What the task requires
Please swap "镶嵌画" for "马赛克画" everywhere it occurs in the entries below and write them all out again, leaving the pictures out and keeping everything else unchanged.

Data to process
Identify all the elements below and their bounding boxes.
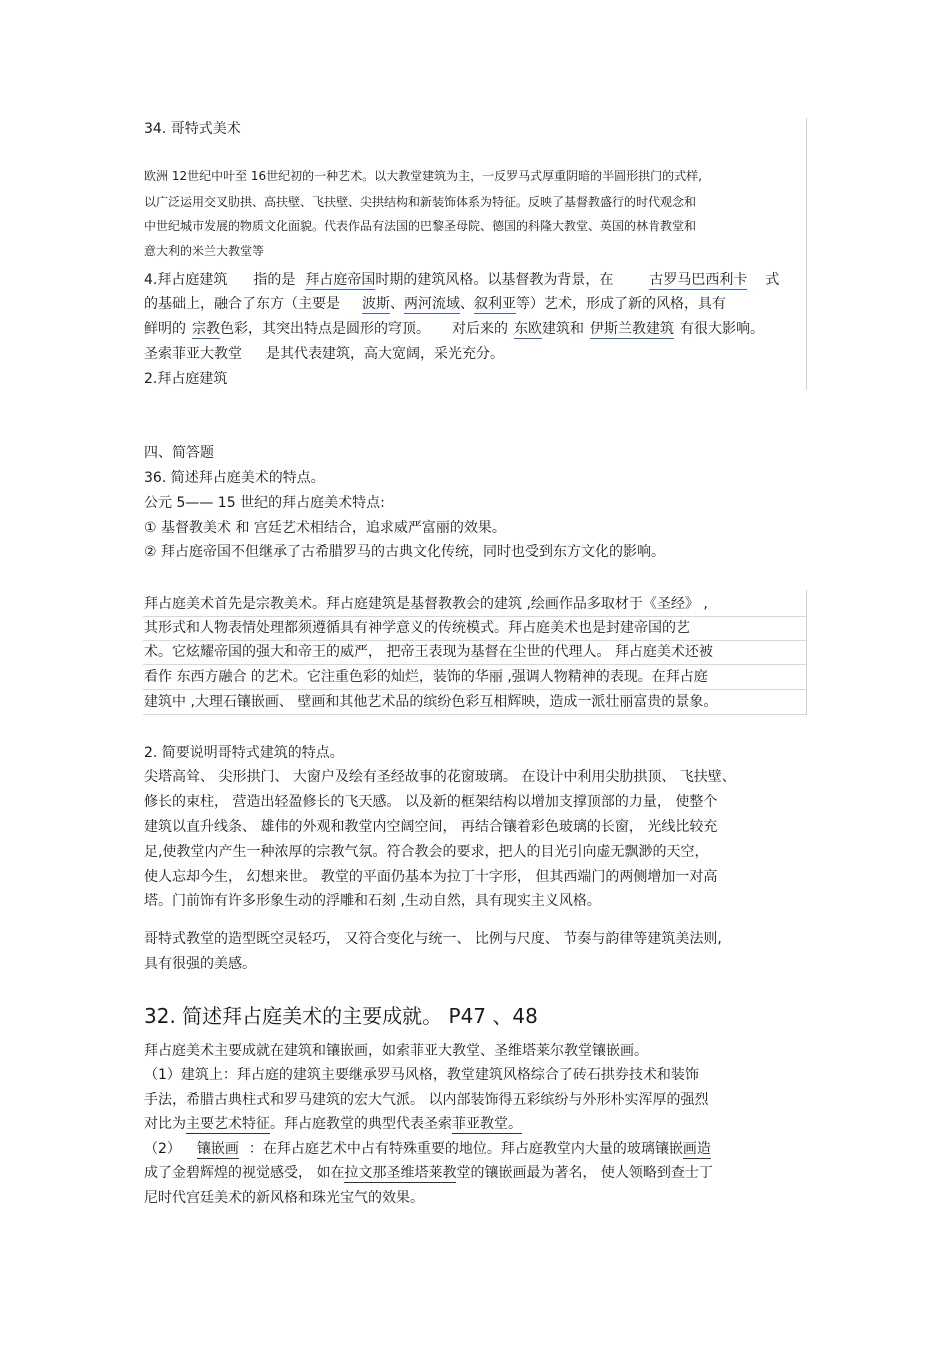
q32-b-line-3: 对比为主要艺术特征。拜占庭教堂的典型代表圣索菲亚教堂。: [144, 1116, 522, 1132]
gothic-arch-line-6: 塔。门前饰有许多形象生动的浮雕和石刻 ,生动自然，具有现实主义风格。: [144, 893, 601, 909]
q32-c-line-1: （2） 镶嵌画 ：在拜占庭艺术中占有特殊重要的地位。拜占庭教堂内大量的玻璃镶嵌画造: [144, 1141, 711, 1157]
gothic-line-2: 以广泛运用交叉肋拱、高扶壁、飞扶壁、尖拱结构和新装饰体系为特征。反映了基督教盛行的时代观念和: [144, 195, 697, 209]
q36-box-line-5: 建筑中 ,大理石镶嵌画、 壁画和其他艺术品的缤纷色彩互相辉映，造成一派壮丽富贵的景象。: [144, 694, 718, 710]
q32-intro: 拜占庭美术主要成就在建筑和镶嵌画，如索菲亚大教堂、圣维塔莱尔教堂镶嵌画。: [144, 1043, 648, 1059]
q36-box-line-2: 其形式和人物表情处理都须遵循具有神学意义的传统模式。拜占庭美术也是封建帝国的艺: [144, 620, 690, 636]
short-answer-heading: 四、简答题: [144, 445, 214, 461]
q36-point-1: ① 基督教美术 和 宫廷艺术相结合，追求威严富丽的效果。: [144, 520, 506, 536]
gothic-arch-extra-1: 哥特式教堂的造型既空灵轻巧， 又符合变化与统一、 比例与尺度、 节奏与韵律等建筑美法则,: [144, 931, 722, 947]
byz-fill-line-4: 圣索菲亚大教堂 是其代表建筑，高大宽阔，采光充分。: [144, 346, 504, 362]
q32-b-line-2: 手法，希腊古典柱式和罗马建筑的宏大气派。 以内部装饰得五彩缤纷与外形朴实浑厚的强烈: [144, 1092, 709, 1108]
q32-heading: 32. 简述拜占庭美术的主要成就。 P47 、48: [144, 1004, 538, 1028]
gothic-arch-line-1: 尖塔高耸、 尖形拱门、 大窗户及绘有圣经故事的花窗玻璃。 在设计中利用尖肋拱顶、 飞扶壁、: [144, 769, 736, 785]
q36-point-2: ② 拜占庭帝国不但继承了古希腊罗马的古典文化传统，同时也受到东方文化的影响。: [144, 544, 665, 560]
gothic-arch-line-2: 修长的束柱， 营造出轻盈修长的飞天感。 以及新的框架结构以增加支撑顶部的力量， 使整个: [144, 794, 718, 810]
q36-title: 36. 简述拜占庭美术的特点。: [144, 470, 325, 486]
gothic-arch-line-5: 使人忘却今生， 幻想来世。 教堂的平面仍基本为拉丁十字形， 但其西端门的两侧增加一对高: [144, 869, 718, 885]
box-rule-2: [143, 640, 806, 641]
box-rule-5: [143, 714, 806, 715]
byz-fill-line-5: 2.拜占庭建筑: [144, 371, 228, 387]
gothic-arch-extra-2: 具有很强的美感。: [144, 956, 256, 972]
gothic-arch-heading: 2. 简要说明哥特式建筑的特点。: [144, 745, 344, 761]
gothic-arch-line-3: 建筑以直升线条、 雄伟的外观和教堂内空阔空间， 再结合镶着彩色玻璃的长窗， 光线比较充: [144, 819, 718, 835]
q36-box-line-1: 拜占庭美术首先是宗教美术。拜占庭建筑是基督教教会的建筑 ,绘画作品多取材于《圣经》 ,: [144, 596, 708, 612]
box-rule-4: [143, 689, 806, 690]
gothic-line-1: 欧洲 12世纪中叶至 16世纪初的一种艺术。以大教堂建筑为主，一反罗马式厚重阴暗的半圆形拱门的式样,: [144, 169, 702, 183]
byz-fill-line-3: 鲜明的 宗教色彩，其突出特点是圆形的穹顶。 对后来的 东欧建筑和 伊斯兰教建筑 有很大影响。: [144, 321, 764, 337]
byz-fill-line-1: 4.拜占庭建筑 指的是 拜占庭帝国时期的建筑风格。以基督教为背景，在 古罗马巴西利卡 式: [144, 272, 780, 288]
frame-rule-top: [806, 118, 807, 390]
q32-c-line-2: 成了金碧辉煌的视觉感受， 如在拉文那圣维塔莱教堂的镶嵌画最为著名， 使人领略到查士丁: [144, 1165, 713, 1181]
q36-box-line-4: 看作 东西方融合 的艺术。它注重色彩的灿烂，装饰的华丽 ,强调人物精神的表现。在拜占庭: [144, 669, 708, 685]
q36-box-line-3: 术。它炫耀帝国的强大和帝王的威严， 把帝王表现为基督在尘世的代理人。 拜占庭美术还被: [144, 644, 713, 660]
frame-rule-box: [806, 590, 807, 715]
gothic-title: 34. 哥特式美术: [144, 121, 241, 137]
q32-c-line-3: 尼时代宫廷美术的新风格和珠光宝气的效果。: [144, 1190, 424, 1206]
q36-intro: 公元 5—— 15 世纪的拜占庭美术特点:: [144, 495, 385, 511]
gothic-arch-line-4: 足,使教堂内产生一种浓厚的宗教气氛。符合教会的要求，把人的目光引向虚无飘渺的天空，: [144, 844, 709, 860]
box-rule-1: [143, 616, 806, 617]
byz-fill-line-2: 的基础上，融合了东方（主要是 波斯、两河流域、叙利亚等）艺术，形成了新的风格，具有: [144, 296, 726, 312]
q32-b-line-1: （1）建筑上：拜占庭的建筑主要继承罗马风格，教堂建筑风格综合了砖石拱券技术和装饰: [144, 1067, 699, 1083]
gothic-line-3: 中世纪城市发展的物质文化面貌。代表作品有法国的巴黎圣母院、德国的科隆大教堂、英国的林肯教堂和: [144, 219, 697, 233]
box-rule-3: [143, 664, 806, 665]
gothic-line-4: 意大利的米兰大教堂等: [144, 244, 265, 258]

Exercise answer
Identify all the elements below and their bounding boxes.
q32-b-line-3: 对比为主要艺术特征。拜占庭教堂的典型代表圣索菲亚教堂。: [144, 1116, 522, 1132]
gothic-arch-line-6: 塔。门前饰有许多形象生动的浮雕和石刻 ,生动自然，具有现实主义风格。: [144, 893, 601, 909]
q32-c-line-1: （2） 马赛克画 ：在拜占庭艺术中占有特殊重要的地位。拜占庭教堂内大量的玻璃马赛克画造: [144, 1141, 711, 1157]
gothic-line-2: 以广泛运用交叉肋拱、高扶壁、飞扶壁、尖拱结构和新装饰体系为特征。反映了基督教盛行的时代观念和: [144, 195, 697, 209]
q36-box-line-5: 建筑中 ,大理石马赛克画、 壁画和其他艺术品的缤纷色彩互相辉映，造成一派壮丽富贵的景象。: [144, 694, 718, 710]
q32-intro: 拜占庭美术主要成就在建筑和马赛克画，如索菲亚大教堂、圣维塔莱尔教堂马赛克画。: [144, 1043, 648, 1059]
q36-box-line-2: 其形式和人物表情处理都须遵循具有神学意义的传统模式。拜占庭美术也是封建帝国的艺: [144, 620, 690, 636]
short-answer-heading: 四、简答题: [144, 445, 214, 461]
q36-point-1: ① 基督教美术 和 宫廷艺术相结合，追求威严富丽的效果。: [144, 520, 506, 536]
gothic-arch-extra-1: 哥特式教堂的造型既空灵轻巧， 又符合变化与统一、 比例与尺度、 节奏与韵律等建筑美法则,: [144, 931, 722, 947]
byz-fill-line-4: 圣索菲亚大教堂 是其代表建筑，高大宽阔，采光充分。: [144, 346, 504, 362]
q32-b-line-2: 手法，希腊古典柱式和罗马建筑的宏大气派。 以内部装饰得五彩缤纷与外形朴实浑厚的强烈: [144, 1092, 709, 1108]
q32-heading: 32. 简述拜占庭美术的主要成就。 P47 、48: [144, 1004, 538, 1028]
gothic-arch-line-1: 尖塔高耸、 尖形拱门、 大窗户及绘有圣经故事的花窗玻璃。 在设计中利用尖肋拱顶、 飞扶壁、: [144, 769, 736, 785]
q36-point-2: ② 拜占庭帝国不但继承了古希腊罗马的古典文化传统，同时也受到东方文化的影响。: [144, 544, 665, 560]
gothic-arch-line-2: 修长的束柱， 营造出轻盈修长的飞天感。 以及新的框架结构以增加支撑顶部的力量， 使整个: [144, 794, 718, 810]
q36-title: 36. 简述拜占庭美术的特点。: [144, 470, 325, 486]
gothic-arch-line-5: 使人忘却今生， 幻想来世。 教堂的平面仍基本为拉丁十字形， 但其西端门的两侧增加一对高: [144, 869, 718, 885]
box-rule-2: [143, 640, 806, 641]
box-rule-5: [143, 714, 806, 715]
byz-fill-line-5: 2.拜占庭建筑: [144, 371, 228, 387]
gothic-arch-extra-2: 具有很强的美感。: [144, 956, 256, 972]
gothic-arch-heading: 2. 简要说明哥特式建筑的特点。: [144, 745, 344, 761]
gothic-arch-line-3: 建筑以直升线条、 雄伟的外观和教堂内空阔空间， 再结合镶着彩色玻璃的长窗， 光线比较充: [144, 819, 718, 835]
q36-box-line-1: 拜占庭美术首先是宗教美术。拜占庭建筑是基督教教会的建筑 ,绘画作品多取材于《圣经》 ,: [144, 596, 708, 612]
box-rule-4: [143, 689, 806, 690]
gothic-line-1: 欧洲 12世纪中叶至 16世纪初的一种艺术。以大教堂建筑为主，一反罗马式厚重阴暗的半圆形拱门的式样,: [144, 169, 702, 183]
byz-fill-line-3: 鲜明的 宗教色彩，其突出特点是圆形的穹顶。 对后来的 东欧建筑和 伊斯兰教建筑 有很大影响。: [144, 321, 764, 337]
byz-fill-line-1: 4.拜占庭建筑 指的是 拜占庭帝国时期的建筑风格。以基督教为背景，在 古罗马巴西利卡 式: [144, 272, 780, 288]
frame-rule-top: [806, 118, 807, 390]
q32-c-line-2: 成了金碧辉煌的视觉感受， 如在拉文那圣维塔莱教堂的马赛克画最为著名， 使人领略到查士丁: [144, 1165, 713, 1181]
q36-box-line-4: 看作 东西方融合 的艺术。它注重色彩的灿烂，装饰的华丽 ,强调人物精神的表现。在拜占庭: [144, 669, 708, 685]
q36-box-line-3: 术。它炫耀帝国的强大和帝王的威严， 把帝王表现为基督在尘世的代理人。 拜占庭美术还被: [144, 644, 713, 660]
frame-rule-box: [806, 590, 807, 715]
gothic-title: 34. 哥特式美术: [144, 121, 241, 137]
q32-c-line-3: 尼时代宫廷美术的新风格和珠光宝气的效果。: [144, 1190, 424, 1206]
q36-intro: 公元 5—— 15 世纪的拜占庭美术特点:: [144, 495, 385, 511]
gothic-arch-line-4: 足,使教堂内产生一种浓厚的宗教气氛。符合教会的要求，把人的目光引向虚无飘渺的天空，: [144, 844, 709, 860]
box-rule-1: [143, 616, 806, 617]
byz-fill-line-2: 的基础上，融合了东方（主要是 波斯、两河流域、叙利亚等）艺术，形成了新的风格，具有: [144, 296, 726, 312]
q32-b-line-1: （1）建筑上：拜占庭的建筑主要继承罗马风格，教堂建筑风格综合了砖石拱券技术和装饰: [144, 1067, 699, 1083]
gothic-line-3: 中世纪城市发展的物质文化面貌。代表作品有法国的巴黎圣母院、德国的科隆大教堂、英国的林肯教堂和: [144, 219, 697, 233]
box-rule-3: [143, 664, 806, 665]
gothic-line-4: 意大利的米兰大教堂等: [144, 244, 265, 258]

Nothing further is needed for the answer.